> GOAL OF THE EXERCISE
Reproduce the entries word for word, and omit any picture you find in them.

> RECORDS SUPPLIED
[start]
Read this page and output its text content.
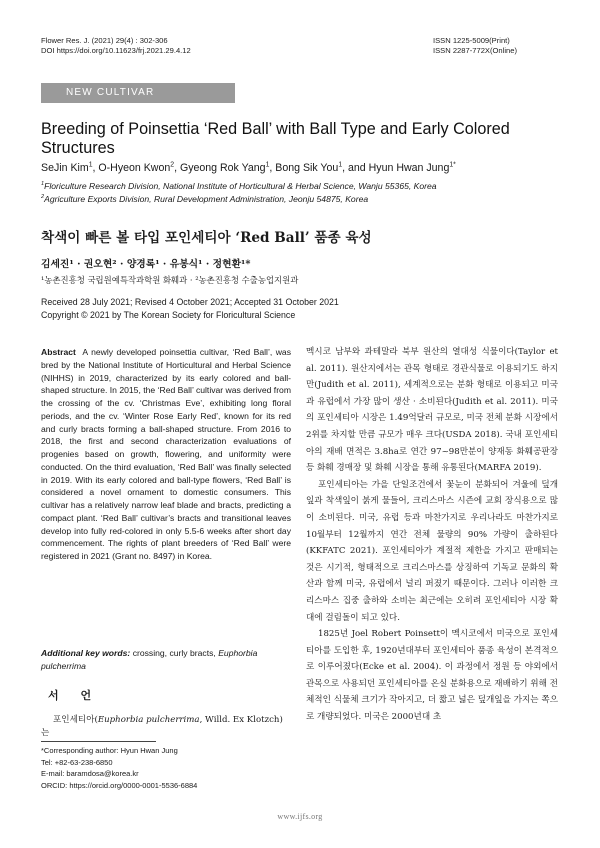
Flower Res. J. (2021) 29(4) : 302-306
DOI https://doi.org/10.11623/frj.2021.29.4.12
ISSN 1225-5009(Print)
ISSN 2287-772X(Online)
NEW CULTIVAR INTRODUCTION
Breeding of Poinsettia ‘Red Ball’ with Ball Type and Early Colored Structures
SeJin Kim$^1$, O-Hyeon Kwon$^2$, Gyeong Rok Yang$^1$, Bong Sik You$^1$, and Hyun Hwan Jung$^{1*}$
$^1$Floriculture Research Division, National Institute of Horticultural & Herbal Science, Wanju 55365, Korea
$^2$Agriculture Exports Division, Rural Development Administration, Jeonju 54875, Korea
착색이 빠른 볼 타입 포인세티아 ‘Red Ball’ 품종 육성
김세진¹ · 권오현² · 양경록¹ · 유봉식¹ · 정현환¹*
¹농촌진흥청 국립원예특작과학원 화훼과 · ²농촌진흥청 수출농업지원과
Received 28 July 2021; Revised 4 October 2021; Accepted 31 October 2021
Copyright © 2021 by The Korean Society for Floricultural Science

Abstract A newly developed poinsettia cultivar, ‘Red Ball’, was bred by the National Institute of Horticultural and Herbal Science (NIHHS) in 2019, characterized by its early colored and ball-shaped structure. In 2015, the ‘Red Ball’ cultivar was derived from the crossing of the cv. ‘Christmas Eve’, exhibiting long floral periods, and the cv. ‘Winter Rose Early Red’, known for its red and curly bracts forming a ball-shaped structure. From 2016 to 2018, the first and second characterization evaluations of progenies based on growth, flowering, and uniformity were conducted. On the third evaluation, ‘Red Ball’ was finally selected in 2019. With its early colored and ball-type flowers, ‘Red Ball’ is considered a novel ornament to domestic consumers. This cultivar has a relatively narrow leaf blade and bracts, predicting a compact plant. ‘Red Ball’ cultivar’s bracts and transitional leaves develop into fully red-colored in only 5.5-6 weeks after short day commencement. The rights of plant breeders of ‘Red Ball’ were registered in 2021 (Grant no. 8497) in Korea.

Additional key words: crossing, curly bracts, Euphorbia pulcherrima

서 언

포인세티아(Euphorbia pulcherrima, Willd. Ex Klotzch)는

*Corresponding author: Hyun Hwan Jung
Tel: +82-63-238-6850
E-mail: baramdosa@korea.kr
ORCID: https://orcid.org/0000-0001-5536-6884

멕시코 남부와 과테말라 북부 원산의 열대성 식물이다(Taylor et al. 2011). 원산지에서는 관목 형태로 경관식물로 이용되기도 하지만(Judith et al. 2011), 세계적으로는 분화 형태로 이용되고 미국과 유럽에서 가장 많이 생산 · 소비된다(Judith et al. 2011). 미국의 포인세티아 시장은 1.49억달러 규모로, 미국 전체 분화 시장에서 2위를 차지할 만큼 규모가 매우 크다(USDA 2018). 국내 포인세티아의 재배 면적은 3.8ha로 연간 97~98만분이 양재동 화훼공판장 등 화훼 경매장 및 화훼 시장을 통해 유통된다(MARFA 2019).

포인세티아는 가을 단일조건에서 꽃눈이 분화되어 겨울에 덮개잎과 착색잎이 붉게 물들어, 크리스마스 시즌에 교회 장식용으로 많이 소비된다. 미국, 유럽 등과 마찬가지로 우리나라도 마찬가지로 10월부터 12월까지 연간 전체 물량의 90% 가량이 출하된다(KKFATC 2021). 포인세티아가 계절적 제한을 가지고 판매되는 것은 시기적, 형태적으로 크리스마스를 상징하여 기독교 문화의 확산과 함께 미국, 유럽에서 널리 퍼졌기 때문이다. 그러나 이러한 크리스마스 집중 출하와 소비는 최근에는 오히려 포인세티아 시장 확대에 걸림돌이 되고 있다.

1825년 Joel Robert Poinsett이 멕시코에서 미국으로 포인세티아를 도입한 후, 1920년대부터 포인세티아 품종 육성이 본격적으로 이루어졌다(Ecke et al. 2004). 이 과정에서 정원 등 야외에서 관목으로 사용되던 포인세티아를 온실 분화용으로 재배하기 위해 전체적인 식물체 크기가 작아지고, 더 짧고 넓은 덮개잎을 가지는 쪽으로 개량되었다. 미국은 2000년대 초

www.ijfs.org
[end]
> ANSWER TO THIS TASK
Read this page and output its text content.
Flower Res. J. (2021) 29(4) : 302-306
DOI https://doi.org/10.11623/frj.2021.29.4.12
ISSN 1225-5009(Print)
ISSN 2287-772X(Online)
NEW CULTIVAR INTRODUCTION
Breeding of Poinsettia ‘Red Ball’ with Ball Type and Early Colored Structures
SeJin Kim$^1$, O-Hyeon Kwon$^2$, Gyeong Rok Yang$^1$, Bong Sik You$^1$, and Hyun Hwan Jung$^{1*}$
$^1$Floriculture Research Division, National Institute of Horticultural & Herbal Science, Wanju 55365, Korea
$^2$Agriculture Exports Division, Rural Development Administration, Jeonju 54875, Korea
착색이 빠른 볼 타입 포인세티아 ‘Red Ball’ 품종 육성
김세진¹ · 권오현² · 양경록¹ · 유봉식¹ · 정현환¹*
¹농촌진흥청 국립원예특작과학원 화훼과 · ²농촌진흥청 수출농업지원과
Received 28 July 2021; Revised 4 October 2021; Accepted 31 October 2021
Copyright © 2021 by The Korean Society for Floricultural Science

Abstract A newly developed poinsettia cultivar, ‘Red Ball’, was bred by the National Institute of Horticultural and Herbal Science (NIHHS) in 2019, characterized by its early colored and ball-shaped structure. In 2015, the ‘Red Ball’ cultivar was derived from the crossing of the cv. ‘Christmas Eve’, exhibiting long floral periods, and the cv. ‘Winter Rose Early Red’, known for its red and curly bracts forming a ball-shaped structure. From 2016 to 2018, the first and second characterization evaluations of progenies based on growth, flowering, and uniformity were conducted. On the third evaluation, ‘Red Ball’ was finally selected in 2019. With its early colored and ball-type flowers, ‘Red Ball’ is considered a novel ornament to domestic consumers. This cultivar has a relatively narrow leaf blade and bracts, predicting a compact plant. ‘Red Ball’ cultivar’s bracts and transitional leaves develop into fully red-colored in only 5.5-6 weeks after short day commencement. The rights of plant breeders of ‘Red Ball’ were registered in 2021 (Grant no. 8497) in Korea.

Additional key words: crossing, curly bracts, Euphorbia pulcherrima

서 언

포인세티아(Euphorbia pulcherrima, Willd. Ex Klotzch)는

*Corresponding author: Hyun Hwan Jung
Tel: +82-63-238-6850
E-mail: baramdosa@korea.kr
ORCID: https://orcid.org/0000-0001-5536-6884

멕시코 남부와 과테말라 북부 원산의 열대성 식물이다(Taylor et al. 2011). 원산지에서는 관목 형태로 경관식물로 이용되기도 하지만(Judith et al. 2011), 세계적으로는 분화 형태로 이용되고 미국과 유럽에서 가장 많이 생산 · 소비된다(Judith et al. 2011). 미국의 포인세티아 시장은 1.49억달러 규모로, 미국 전체 분화 시장에서 2위를 차지할 만큼 규모가 매우 크다(USDA 2018). 국내 포인세티아의 재배 면적은 3.8ha로 연간 97~98만분이 양재동 화훼공판장 등 화훼 경매장 및 화훼 시장을 통해 유통된다(MARFA 2019).

포인세티아는 가을 단일조건에서 꽃눈이 분화되어 겨울에 덮개잎과 착색잎이 붉게 물들어, 크리스마스 시즌에 교회 장식용으로 많이 소비된다. 미국, 유럽 등과 마찬가지로 우리나라도 마찬가지로 10월부터 12월까지 연간 전체 물량의 90% 가량이 출하된다(KKFATC 2021). 포인세티아가 계절적 제한을 가지고 판매되는 것은 시기적, 형태적으로 크리스마스를 상징하여 기독교 문화의 확산과 함께 미국, 유럽에서 널리 퍼졌기 때문이다. 그러나 이러한 크리스마스 집중 출하와 소비는 최근에는 오히려 포인세티아 시장 확대에 걸림돌이 되고 있다.

1825년 Joel Robert Poinsett이 멕시코에서 미국으로 포인세티아를 도입한 후, 1920년대부터 포인세티아 품종 육성이 본격적으로 이루어졌다(Ecke et al. 2004). 이 과정에서 정원 등 야외에서 관목으로 사용되던 포인세티아를 온실 분화용으로 재배하기 위해 전체적인 식물체 크기가 작아지고, 더 짧고 넓은 덮개잎을 가지는 쪽으로 개량되었다. 미국은 2000년대 초

www.ijfs.org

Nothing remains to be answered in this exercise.